SHORT PROBLEM:
Every record must be transcribed in its entirety, apart from the images, which are to be omitted.

GIVEN DATA:
··········

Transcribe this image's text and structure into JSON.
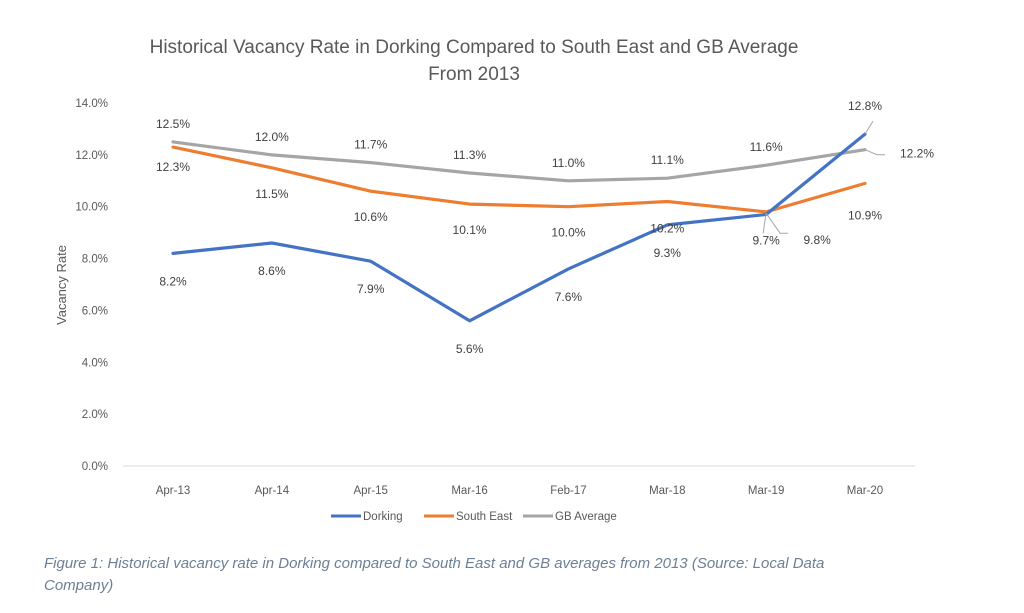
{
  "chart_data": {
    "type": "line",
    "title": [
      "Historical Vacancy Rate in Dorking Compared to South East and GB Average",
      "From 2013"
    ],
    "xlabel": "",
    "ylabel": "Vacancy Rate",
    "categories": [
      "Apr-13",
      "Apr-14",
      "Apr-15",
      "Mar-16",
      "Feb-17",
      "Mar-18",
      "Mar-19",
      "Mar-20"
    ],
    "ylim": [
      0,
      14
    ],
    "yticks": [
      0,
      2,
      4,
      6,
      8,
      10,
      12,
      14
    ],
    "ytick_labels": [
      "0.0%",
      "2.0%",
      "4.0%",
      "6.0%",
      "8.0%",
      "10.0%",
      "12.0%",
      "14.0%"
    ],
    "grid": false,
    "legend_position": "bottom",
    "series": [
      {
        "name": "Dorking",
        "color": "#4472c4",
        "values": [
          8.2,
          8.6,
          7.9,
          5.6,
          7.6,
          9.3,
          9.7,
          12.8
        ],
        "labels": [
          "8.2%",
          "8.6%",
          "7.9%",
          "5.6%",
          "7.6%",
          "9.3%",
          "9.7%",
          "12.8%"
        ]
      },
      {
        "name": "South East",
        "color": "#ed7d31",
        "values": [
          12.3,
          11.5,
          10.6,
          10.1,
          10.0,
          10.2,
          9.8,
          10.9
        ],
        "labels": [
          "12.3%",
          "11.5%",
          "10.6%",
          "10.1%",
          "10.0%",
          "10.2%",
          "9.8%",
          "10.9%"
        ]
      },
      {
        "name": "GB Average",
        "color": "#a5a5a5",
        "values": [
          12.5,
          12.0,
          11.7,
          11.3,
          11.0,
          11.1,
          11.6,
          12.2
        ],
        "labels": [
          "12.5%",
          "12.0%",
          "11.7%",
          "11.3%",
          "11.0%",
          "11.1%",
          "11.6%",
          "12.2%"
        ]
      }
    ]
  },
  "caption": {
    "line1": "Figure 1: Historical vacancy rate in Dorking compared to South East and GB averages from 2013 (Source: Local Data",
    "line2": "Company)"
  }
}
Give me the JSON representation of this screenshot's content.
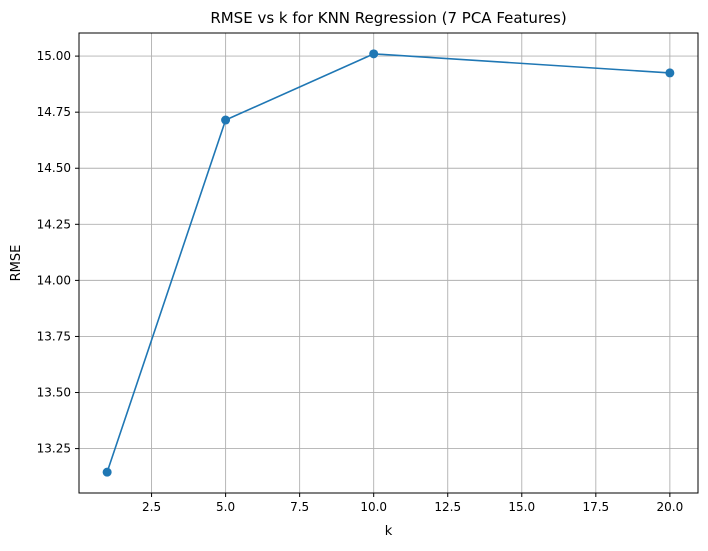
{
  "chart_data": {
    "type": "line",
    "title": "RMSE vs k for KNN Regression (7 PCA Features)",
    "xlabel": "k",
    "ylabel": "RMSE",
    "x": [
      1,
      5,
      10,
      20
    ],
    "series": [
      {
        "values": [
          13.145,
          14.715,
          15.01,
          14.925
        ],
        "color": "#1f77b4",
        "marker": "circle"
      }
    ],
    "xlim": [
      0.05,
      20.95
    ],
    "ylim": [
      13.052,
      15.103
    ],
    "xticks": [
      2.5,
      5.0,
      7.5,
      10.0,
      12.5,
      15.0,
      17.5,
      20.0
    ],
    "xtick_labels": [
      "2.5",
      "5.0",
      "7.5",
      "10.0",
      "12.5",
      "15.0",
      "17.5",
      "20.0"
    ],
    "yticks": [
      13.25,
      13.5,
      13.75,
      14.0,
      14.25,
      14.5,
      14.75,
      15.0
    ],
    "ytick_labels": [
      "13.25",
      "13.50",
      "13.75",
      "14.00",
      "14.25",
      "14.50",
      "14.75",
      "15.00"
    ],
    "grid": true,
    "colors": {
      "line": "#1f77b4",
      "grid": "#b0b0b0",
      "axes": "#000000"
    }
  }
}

··········

SOLUTION TO THIS PROBLEM:
Transcribe this image's text and structure into JSON.
{
  "chart_data": {
    "type": "line",
    "title": [
      "Historical Vacancy Rate in Dorking Compared to South East and GB Average",
      "From 2013"
    ],
    "xlabel": "",
    "ylabel": "Vacancy Rate",
    "categories": [
      "Apr-13",
      "Apr-14",
      "Apr-15",
      "Mar-16",
      "Feb-17",
      "Mar-18",
      "Mar-19",
      "Mar-20"
    ],
    "ylim": [
      0,
      14
    ],
    "yticks": [
      0,
      2,
      4,
      6,
      8,
      10,
      12,
      14
    ],
    "ytick_labels": [
      "0.0%",
      "2.0%",
      "4.0%",
      "6.0%",
      "8.0%",
      "10.0%",
      "12.0%",
      "14.0%"
    ],
    "grid": false,
    "legend_position": "bottom",
    "series": [
      {
        "name": "Dorking",
        "color": "#4472c4",
        "values": [
          8.2,
          8.6,
          7.9,
          5.6,
          7.6,
          9.3,
          9.7,
          12.8
        ],
        "labels": [
          "8.2%",
          "8.6%",
          "7.9%",
          "5.6%",
          "7.6%",
          "9.3%",
          "9.7%",
          "12.8%"
        ]
      },
      {
        "name": "South East",
        "color": "#ed7d31",
        "values": [
          12.3,
          11.5,
          10.6,
          10.1,
          10.0,
          10.2,
          9.8,
          10.9
        ],
        "labels": [
          "12.3%",
          "11.5%",
          "10.6%",
          "10.1%",
          "10.0%",
          "10.2%",
          "9.8%",
          "10.9%"
        ]
      },
      {
        "name": "GB Average",
        "color": "#a5a5a5",
        "values": [
          12.5,
          12.0,
          11.7,
          11.3,
          11.0,
          11.1,
          11.6,
          12.2
        ],
        "labels": [
          "12.5%",
          "12.0%",
          "11.7%",
          "11.3%",
          "11.0%",
          "11.1%",
          "11.6%",
          "12.2%"
        ]
      }
    ]
  },
  "caption": {
    "line1": "Figure 1: Historical vacancy rate in Dorking compared to South East and GB averages from 2013 (Source: Local Data",
    "line2": "Company)"
  }
}
Give me the JSON representation of this screenshot's content.
{
  "chart_data": {
    "type": "line",
    "title": "RMSE vs k for KNN Regression (7 PCA Features)",
    "xlabel": "k",
    "ylabel": "RMSE",
    "x": [
      1,
      5,
      10,
      20
    ],
    "series": [
      {
        "values": [
          13.145,
          14.715,
          15.01,
          14.925
        ],
        "color": "#1f77b4",
        "marker": "circle"
      }
    ],
    "xlim": [
      0.05,
      20.95
    ],
    "ylim": [
      13.052,
      15.103
    ],
    "xticks": [
      2.5,
      5.0,
      7.5,
      10.0,
      12.5,
      15.0,
      17.5,
      20.0
    ],
    "xtick_labels": [
      "2.5",
      "5.0",
      "7.5",
      "10.0",
      "12.5",
      "15.0",
      "17.5",
      "20.0"
    ],
    "yticks": [
      13.25,
      13.5,
      13.75,
      14.0,
      14.25,
      14.5,
      14.75,
      15.0
    ],
    "ytick_labels": [
      "13.25",
      "13.50",
      "13.75",
      "14.00",
      "14.25",
      "14.50",
      "14.75",
      "15.00"
    ],
    "grid": true,
    "colors": {
      "line": "#1f77b4",
      "grid": "#b0b0b0",
      "axes": "#000000"
    }
  }
}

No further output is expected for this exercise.